■ What to work on: Copy each line below that includes "JSON".

[Data entries for graphics]

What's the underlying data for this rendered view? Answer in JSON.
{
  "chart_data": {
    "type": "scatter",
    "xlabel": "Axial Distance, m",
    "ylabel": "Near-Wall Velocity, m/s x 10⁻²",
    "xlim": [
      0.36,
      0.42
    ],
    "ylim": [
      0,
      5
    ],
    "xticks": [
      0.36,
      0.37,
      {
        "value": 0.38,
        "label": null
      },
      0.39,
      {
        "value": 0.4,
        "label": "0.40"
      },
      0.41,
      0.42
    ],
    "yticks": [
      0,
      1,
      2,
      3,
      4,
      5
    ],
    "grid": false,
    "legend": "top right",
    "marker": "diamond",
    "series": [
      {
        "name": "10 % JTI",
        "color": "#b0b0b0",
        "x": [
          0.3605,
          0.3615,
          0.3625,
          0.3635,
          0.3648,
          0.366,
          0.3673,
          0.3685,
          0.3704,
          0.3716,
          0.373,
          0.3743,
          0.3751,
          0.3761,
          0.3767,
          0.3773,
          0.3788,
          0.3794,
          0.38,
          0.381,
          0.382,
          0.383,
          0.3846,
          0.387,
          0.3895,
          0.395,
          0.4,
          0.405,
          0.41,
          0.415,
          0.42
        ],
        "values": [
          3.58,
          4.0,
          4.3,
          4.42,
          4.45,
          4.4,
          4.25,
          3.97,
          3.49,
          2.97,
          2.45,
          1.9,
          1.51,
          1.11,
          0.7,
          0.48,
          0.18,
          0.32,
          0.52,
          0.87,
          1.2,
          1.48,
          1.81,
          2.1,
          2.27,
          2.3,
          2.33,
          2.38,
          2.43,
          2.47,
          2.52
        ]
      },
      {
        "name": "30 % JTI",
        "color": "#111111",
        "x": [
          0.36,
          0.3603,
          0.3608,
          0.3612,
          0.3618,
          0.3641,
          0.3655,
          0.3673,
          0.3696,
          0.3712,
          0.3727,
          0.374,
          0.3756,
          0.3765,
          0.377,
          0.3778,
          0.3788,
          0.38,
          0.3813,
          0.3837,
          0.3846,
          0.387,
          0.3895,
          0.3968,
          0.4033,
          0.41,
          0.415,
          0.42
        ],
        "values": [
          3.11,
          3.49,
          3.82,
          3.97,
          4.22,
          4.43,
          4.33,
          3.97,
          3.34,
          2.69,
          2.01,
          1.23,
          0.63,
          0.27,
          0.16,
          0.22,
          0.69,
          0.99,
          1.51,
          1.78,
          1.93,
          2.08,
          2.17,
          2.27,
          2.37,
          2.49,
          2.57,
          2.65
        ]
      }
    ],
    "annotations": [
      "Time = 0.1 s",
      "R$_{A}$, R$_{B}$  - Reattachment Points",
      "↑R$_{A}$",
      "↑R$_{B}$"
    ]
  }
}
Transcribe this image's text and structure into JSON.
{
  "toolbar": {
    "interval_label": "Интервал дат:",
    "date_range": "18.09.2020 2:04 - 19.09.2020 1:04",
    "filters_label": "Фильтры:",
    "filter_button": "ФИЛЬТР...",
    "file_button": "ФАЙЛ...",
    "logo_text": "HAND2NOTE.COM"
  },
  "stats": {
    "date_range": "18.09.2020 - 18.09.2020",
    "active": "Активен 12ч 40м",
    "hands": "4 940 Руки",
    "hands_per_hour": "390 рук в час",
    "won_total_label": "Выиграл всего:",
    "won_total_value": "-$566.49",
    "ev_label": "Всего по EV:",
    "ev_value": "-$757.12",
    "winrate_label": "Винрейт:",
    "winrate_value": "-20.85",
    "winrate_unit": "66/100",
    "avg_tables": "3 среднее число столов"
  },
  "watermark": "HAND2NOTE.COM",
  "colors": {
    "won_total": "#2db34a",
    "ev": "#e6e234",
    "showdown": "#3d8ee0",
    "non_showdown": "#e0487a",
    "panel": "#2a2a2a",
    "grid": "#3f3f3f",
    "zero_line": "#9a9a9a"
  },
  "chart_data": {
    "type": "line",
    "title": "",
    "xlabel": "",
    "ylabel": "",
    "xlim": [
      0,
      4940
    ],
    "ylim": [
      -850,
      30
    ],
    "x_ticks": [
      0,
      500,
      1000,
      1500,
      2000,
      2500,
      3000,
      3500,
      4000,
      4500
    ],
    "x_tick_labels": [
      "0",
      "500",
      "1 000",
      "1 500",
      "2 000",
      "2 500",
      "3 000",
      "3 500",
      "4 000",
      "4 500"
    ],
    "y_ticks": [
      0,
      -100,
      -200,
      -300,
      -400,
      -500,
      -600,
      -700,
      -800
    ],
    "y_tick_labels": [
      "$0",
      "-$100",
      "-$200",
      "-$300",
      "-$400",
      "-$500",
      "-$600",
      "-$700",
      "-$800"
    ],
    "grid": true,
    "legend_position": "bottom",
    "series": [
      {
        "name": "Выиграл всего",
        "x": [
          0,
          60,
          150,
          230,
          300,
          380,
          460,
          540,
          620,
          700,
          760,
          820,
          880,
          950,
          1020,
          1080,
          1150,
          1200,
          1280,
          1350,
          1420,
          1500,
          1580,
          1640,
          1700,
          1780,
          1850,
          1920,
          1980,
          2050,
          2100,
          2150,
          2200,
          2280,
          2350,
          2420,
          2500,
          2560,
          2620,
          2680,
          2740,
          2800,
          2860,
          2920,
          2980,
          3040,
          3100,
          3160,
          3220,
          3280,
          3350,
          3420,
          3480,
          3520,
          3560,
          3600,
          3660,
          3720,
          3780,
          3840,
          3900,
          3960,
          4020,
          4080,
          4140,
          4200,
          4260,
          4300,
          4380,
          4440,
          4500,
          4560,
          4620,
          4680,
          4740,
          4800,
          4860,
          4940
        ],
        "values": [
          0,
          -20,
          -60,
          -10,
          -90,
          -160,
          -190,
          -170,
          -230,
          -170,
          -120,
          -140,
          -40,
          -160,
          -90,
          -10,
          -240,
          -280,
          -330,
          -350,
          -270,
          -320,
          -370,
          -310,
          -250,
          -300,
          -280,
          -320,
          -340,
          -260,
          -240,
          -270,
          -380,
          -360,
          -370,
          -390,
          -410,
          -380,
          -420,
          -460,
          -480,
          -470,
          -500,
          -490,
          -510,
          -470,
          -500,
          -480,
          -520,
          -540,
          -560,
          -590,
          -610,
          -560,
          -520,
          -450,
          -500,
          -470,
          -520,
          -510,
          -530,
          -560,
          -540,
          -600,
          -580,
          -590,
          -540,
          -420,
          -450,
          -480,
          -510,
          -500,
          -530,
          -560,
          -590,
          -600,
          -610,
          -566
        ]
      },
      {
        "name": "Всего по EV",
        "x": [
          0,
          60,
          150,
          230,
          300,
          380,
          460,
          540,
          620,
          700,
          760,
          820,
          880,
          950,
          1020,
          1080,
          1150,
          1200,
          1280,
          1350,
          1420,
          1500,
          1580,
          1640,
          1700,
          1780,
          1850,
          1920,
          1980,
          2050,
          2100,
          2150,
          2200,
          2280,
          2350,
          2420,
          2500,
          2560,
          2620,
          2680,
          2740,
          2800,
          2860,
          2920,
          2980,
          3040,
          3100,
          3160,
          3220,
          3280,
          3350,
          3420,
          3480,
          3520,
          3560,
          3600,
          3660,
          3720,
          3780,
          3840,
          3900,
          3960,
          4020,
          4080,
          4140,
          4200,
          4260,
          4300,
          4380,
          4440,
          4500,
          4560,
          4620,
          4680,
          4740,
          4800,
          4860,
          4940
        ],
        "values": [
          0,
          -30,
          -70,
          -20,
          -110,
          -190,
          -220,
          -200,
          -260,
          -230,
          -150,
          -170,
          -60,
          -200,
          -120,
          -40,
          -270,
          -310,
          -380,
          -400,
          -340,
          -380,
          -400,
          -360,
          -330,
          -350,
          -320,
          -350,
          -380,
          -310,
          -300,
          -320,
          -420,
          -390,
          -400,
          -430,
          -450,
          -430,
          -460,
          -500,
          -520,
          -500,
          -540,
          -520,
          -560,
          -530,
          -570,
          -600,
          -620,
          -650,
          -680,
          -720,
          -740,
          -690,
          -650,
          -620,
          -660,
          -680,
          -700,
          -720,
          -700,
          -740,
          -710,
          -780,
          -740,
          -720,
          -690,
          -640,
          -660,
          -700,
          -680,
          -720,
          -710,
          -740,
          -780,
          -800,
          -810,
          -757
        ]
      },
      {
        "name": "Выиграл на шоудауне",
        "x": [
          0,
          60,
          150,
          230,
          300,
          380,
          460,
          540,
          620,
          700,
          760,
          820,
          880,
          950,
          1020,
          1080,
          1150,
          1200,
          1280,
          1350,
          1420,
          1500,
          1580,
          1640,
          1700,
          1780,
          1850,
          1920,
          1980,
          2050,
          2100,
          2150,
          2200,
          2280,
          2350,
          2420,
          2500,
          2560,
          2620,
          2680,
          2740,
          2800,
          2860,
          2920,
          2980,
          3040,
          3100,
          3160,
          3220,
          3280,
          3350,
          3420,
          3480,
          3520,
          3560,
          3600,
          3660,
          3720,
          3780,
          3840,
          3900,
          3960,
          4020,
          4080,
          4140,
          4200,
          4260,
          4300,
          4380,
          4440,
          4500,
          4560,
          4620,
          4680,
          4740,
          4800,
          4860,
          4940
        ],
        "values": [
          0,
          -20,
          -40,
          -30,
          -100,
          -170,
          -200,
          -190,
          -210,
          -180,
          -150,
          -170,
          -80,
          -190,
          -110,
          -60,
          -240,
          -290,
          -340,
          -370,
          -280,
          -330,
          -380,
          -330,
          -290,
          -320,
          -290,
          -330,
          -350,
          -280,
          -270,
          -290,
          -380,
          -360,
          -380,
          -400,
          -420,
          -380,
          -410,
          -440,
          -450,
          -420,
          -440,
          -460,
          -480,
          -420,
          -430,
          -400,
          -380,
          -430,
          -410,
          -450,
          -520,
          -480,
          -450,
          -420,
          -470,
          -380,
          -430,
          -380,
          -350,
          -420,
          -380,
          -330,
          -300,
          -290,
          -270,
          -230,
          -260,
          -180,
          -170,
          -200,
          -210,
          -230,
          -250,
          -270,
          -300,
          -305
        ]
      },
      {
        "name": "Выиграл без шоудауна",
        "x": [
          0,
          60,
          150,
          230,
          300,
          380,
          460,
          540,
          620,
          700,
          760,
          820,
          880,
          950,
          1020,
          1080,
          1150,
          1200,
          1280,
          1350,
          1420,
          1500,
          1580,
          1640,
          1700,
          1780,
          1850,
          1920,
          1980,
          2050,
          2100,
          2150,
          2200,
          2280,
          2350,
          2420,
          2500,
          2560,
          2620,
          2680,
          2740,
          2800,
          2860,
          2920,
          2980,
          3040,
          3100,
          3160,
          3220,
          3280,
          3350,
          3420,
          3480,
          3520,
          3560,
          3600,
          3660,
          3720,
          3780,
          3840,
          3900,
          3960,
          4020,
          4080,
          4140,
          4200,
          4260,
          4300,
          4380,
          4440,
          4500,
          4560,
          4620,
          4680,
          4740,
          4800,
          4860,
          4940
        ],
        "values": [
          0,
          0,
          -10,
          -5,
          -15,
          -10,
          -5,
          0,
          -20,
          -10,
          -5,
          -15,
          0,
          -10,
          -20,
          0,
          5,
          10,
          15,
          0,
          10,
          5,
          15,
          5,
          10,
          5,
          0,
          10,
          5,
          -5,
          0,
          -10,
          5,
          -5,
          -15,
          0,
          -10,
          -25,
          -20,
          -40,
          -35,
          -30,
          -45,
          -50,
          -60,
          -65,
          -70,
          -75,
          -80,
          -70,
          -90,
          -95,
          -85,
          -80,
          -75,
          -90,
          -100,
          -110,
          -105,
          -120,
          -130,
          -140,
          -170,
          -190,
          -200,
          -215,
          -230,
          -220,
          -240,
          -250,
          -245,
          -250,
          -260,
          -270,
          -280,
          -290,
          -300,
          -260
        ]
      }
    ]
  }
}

■ Exercise response:
What's the underlying data for this rendered view? Answer in JSON.
Transcribe this image's text and structure into JSON.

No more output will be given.